▶ _Records to process_:
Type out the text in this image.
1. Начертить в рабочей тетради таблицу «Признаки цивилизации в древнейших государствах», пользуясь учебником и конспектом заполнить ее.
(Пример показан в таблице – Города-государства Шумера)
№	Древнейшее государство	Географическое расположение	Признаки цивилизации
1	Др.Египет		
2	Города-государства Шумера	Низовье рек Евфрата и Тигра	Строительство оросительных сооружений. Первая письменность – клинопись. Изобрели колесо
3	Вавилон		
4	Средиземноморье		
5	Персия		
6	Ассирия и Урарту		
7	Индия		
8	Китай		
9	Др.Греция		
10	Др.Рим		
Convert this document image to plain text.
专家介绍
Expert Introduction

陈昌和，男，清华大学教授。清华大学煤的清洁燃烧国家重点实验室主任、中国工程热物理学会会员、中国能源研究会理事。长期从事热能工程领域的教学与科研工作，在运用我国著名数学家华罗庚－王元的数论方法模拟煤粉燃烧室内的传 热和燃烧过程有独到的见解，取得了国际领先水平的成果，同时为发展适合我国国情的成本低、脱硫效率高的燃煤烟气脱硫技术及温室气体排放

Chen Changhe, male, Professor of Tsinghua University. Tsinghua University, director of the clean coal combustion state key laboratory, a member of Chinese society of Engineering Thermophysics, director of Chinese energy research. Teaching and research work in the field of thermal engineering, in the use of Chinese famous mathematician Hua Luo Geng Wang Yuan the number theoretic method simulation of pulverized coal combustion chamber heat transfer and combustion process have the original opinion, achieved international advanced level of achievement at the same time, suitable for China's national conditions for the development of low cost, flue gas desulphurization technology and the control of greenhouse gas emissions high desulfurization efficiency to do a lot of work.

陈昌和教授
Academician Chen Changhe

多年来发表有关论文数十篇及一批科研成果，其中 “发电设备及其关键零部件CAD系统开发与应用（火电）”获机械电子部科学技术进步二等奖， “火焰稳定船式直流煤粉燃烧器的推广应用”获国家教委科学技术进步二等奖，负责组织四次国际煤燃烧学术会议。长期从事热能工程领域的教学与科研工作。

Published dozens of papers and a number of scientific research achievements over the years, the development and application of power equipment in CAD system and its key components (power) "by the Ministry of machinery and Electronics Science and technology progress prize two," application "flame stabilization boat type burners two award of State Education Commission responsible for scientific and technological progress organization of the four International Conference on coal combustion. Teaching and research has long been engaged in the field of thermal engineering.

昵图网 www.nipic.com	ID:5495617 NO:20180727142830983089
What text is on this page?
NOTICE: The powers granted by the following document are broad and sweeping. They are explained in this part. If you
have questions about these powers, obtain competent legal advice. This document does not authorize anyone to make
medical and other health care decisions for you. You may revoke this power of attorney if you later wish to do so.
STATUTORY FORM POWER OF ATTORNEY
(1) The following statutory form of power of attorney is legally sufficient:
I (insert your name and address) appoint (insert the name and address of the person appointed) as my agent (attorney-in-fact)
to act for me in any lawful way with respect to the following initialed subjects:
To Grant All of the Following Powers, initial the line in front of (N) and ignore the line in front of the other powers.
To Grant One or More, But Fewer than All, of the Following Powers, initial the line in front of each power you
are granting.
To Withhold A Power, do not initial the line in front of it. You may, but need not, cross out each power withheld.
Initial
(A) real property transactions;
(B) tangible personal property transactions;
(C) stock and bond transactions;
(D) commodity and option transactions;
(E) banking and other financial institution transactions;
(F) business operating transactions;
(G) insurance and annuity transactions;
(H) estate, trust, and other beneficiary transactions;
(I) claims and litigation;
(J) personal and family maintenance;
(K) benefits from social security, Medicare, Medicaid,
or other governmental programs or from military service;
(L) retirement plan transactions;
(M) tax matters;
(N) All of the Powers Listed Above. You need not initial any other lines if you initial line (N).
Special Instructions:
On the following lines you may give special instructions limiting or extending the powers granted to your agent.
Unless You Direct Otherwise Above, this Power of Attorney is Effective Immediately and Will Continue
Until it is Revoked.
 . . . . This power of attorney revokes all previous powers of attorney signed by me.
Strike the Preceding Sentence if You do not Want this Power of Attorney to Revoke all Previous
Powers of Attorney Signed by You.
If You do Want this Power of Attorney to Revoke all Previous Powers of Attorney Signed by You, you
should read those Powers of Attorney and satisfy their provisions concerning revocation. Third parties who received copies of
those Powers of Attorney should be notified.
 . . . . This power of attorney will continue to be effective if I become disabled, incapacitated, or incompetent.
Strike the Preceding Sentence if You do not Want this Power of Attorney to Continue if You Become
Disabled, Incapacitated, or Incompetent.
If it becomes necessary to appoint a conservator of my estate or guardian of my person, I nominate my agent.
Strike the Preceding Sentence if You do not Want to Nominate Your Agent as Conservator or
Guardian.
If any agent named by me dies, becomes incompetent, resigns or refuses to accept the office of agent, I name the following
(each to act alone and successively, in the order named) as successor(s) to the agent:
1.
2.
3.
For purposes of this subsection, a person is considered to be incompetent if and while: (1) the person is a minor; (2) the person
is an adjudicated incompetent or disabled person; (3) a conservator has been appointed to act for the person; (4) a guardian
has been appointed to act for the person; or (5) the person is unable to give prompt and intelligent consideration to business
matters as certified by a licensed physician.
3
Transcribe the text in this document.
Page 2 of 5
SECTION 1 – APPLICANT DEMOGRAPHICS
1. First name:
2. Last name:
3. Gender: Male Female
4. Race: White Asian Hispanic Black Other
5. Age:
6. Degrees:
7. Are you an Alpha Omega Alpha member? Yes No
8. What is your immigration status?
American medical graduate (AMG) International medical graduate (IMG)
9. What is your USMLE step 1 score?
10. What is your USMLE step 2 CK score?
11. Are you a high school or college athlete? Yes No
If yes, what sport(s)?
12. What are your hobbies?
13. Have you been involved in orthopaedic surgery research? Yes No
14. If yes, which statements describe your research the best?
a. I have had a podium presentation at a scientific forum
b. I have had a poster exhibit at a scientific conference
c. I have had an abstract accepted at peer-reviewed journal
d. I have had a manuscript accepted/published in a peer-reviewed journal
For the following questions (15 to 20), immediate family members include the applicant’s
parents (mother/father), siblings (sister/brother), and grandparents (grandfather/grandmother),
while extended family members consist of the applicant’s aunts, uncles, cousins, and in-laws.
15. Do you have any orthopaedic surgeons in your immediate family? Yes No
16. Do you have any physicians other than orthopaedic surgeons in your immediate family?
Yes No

▶ _Your task_:
Working from the material above, retype it in its entirety without change.

▶ _Exercise output_:
Type out the text in this image.
1. Начертить в рабочей тетради таблицу «Признаки цивилизации в древнейших государствах», пользуясь учебником и конспектом заполнить ее.
(Пример показан в таблице – Города-государства Шумера)
№	Древнейшее государство	Географическое расположение	Признаки цивилизации
1	Др.Египет		
2	Города-государства Шумера	Низовье рек Евфрата и Тигра	Строительство оросительных сооружений. Первая письменность – клинопись. Изобрели колесо
3	Вавилон		
4	Средиземноморье		
5	Персия		
6	Ассирия и Урарту		
7	Индия		
8	Китай		
9	Др.Греция		
10	Др.Рим		
Convert this document image to plain text.
专家介绍
Expert Introduction

陈昌和，男，清华大学教授。清华大学煤的清洁燃烧国家重点实验室主任、中国工程热物理学会会员、中国能源研究会理事。长期从事热能工程领域的教学与科研工作，在运用我国著名数学家华罗庚－王元的数论方法模拟煤粉燃烧室内的传 热和燃烧过程有独到的见解，取得了国际领先水平的成果，同时为发展适合我国国情的成本低、脱硫效率高的燃煤烟气脱硫技术及温室气体排放

Chen Changhe, male, Professor of Tsinghua University. Tsinghua University, director of the clean coal combustion state key laboratory, a member of Chinese society of Engineering Thermophysics, director of Chinese energy research. Teaching and research work in the field of thermal engineering, in the use of Chinese famous mathematician Hua Luo Geng Wang Yuan the number theoretic method simulation of pulverized coal combustion chamber heat transfer and combustion process have the original opinion, achieved international advanced level of achievement at the same time, suitable for China's national conditions for the development of low cost, flue gas desulphurization technology and the control of greenhouse gas emissions high desulfurization efficiency to do a lot of work.

陈昌和教授
Academician Chen Changhe

多年来发表有关论文数十篇及一批科研成果，其中 “发电设备及其关键零部件CAD系统开发与应用（火电）”获机械电子部科学技术进步二等奖， “火焰稳定船式直流煤粉燃烧器的推广应用”获国家教委科学技术进步二等奖，负责组织四次国际煤燃烧学术会议。长期从事热能工程领域的教学与科研工作。

Published dozens of papers and a number of scientific research achievements over the years, the development and application of power equipment in CAD system and its key components (power) "by the Ministry of machinery and Electronics Science and technology progress prize two," application "flame stabilization boat type burners two award of State Education Commission responsible for scientific and technological progress organization of the four International Conference on coal combustion. Teaching and research has long been engaged in the field of thermal engineering.

昵图网 www.nipic.com	ID:5495617 NO:20180727142830983089
What text is on this page?
NOTICE: The powers granted by the following document are broad and sweeping. They are explained in this part. If you
have questions about these powers, obtain competent legal advice. This document does not authorize anyone to make
medical and other health care decisions for you. You may revoke this power of attorney if you later wish to do so.
STATUTORY FORM POWER OF ATTORNEY
(1) The following statutory form of power of attorney is legally sufficient:
I (insert your name and address) appoint (insert the name and address of the person appointed) as my agent (attorney-in-fact)
to act for me in any lawful way with respect to the following initialed subjects:
To Grant All of the Following Powers, initial the line in front of (N) and ignore the line in front of the other powers.
To Grant One or More, But Fewer than All, of the Following Powers, initial the line in front of each power you
are granting.
To Withhold A Power, do not initial the line in front of it. You may, but need not, cross out each power withheld.
Initial
(A) real property transactions;
(B) tangible personal property transactions;
(C) stock and bond transactions;
(D) commodity and option transactions;
(E) banking and other financial institution transactions;
(F) business operating transactions;
(G) insurance and annuity transactions;
(H) estate, trust, and other beneficiary transactions;
(I) claims and litigation;
(J) personal and family maintenance;
(K) benefits from social security, Medicare, Medicaid,
or other governmental programs or from military service;
(L) retirement plan transactions;
(M) tax matters;
(N) All of the Powers Listed Above. You need not initial any other lines if you initial line (N).
Special Instructions:
On the following lines you may give special instructions limiting or extending the powers granted to your agent.
Unless You Direct Otherwise Above, this Power of Attorney is Effective Immediately and Will Continue
Until it is Revoked.
 . . . . This power of attorney revokes all previous powers of attorney signed by me.
Strike the Preceding Sentence if You do not Want this Power of Attorney to Revoke all Previous
Powers of Attorney Signed by You.
If You do Want this Power of Attorney to Revoke all Previous Powers of Attorney Signed by You, you
should read those Powers of Attorney and satisfy their provisions concerning revocation. Third parties who received copies of
those Powers of Attorney should be notified.
 . . . . This power of attorney will continue to be effective if I become disabled, incapacitated, or incompetent.
Strike the Preceding Sentence if You do not Want this Power of Attorney to Continue if You Become
Disabled, Incapacitated, or Incompetent.
If it becomes necessary to appoint a conservator of my estate or guardian of my person, I nominate my agent.
Strike the Preceding Sentence if You do not Want to Nominate Your Agent as Conservator or
Guardian.
If any agent named by me dies, becomes incompetent, resigns or refuses to accept the office of agent, I name the following
(each to act alone and successively, in the order named) as successor(s) to the agent:
1.
2.
3.
For purposes of this subsection, a person is considered to be incompetent if and while: (1) the person is a minor; (2) the person
is an adjudicated incompetent or disabled person; (3) a conservator has been appointed to act for the person; (4) a guardian
has been appointed to act for the person; or (5) the person is unable to give prompt and intelligent consideration to business
matters as certified by a licensed physician.
3
Transcribe the text in this document.
Page 2 of 5
SECTION 1 – APPLICANT DEMOGRAPHICS
1. First name:
2. Last name:
3. Gender: Male Female
4. Race: White Asian Hispanic Black Other
5. Age:
6. Degrees:
7. Are you an Alpha Omega Alpha member? Yes No
8. What is your immigration status?
American medical graduate (AMG) International medical graduate (IMG)
9. What is your USMLE step 1 score?
10. What is your USMLE step 2 CK score?
11. Are you a high school or college athlete? Yes No
If yes, what sport(s)?
12. What are your hobbies?
13. Have you been involved in orthopaedic surgery research? Yes No
14. If yes, which statements describe your research the best?
a. I have had a podium presentation at a scientific forum
b. I have had a poster exhibit at a scientific conference
c. I have had an abstract accepted at peer-reviewed journal
d. I have had a manuscript accepted/published in a peer-reviewed journal
For the following questions (15 to 20), immediate family members include the applicant’s
parents (mother/father), siblings (sister/brother), and grandparents (grandfather/grandmother),
while extended family members consist of the applicant’s aunts, uncles, cousins, and in-laws.
15. Do you have any orthopaedic surgeons in your immediate family? Yes No
16. Do you have any physicians other than orthopaedic surgeons in your immediate family?
Yes No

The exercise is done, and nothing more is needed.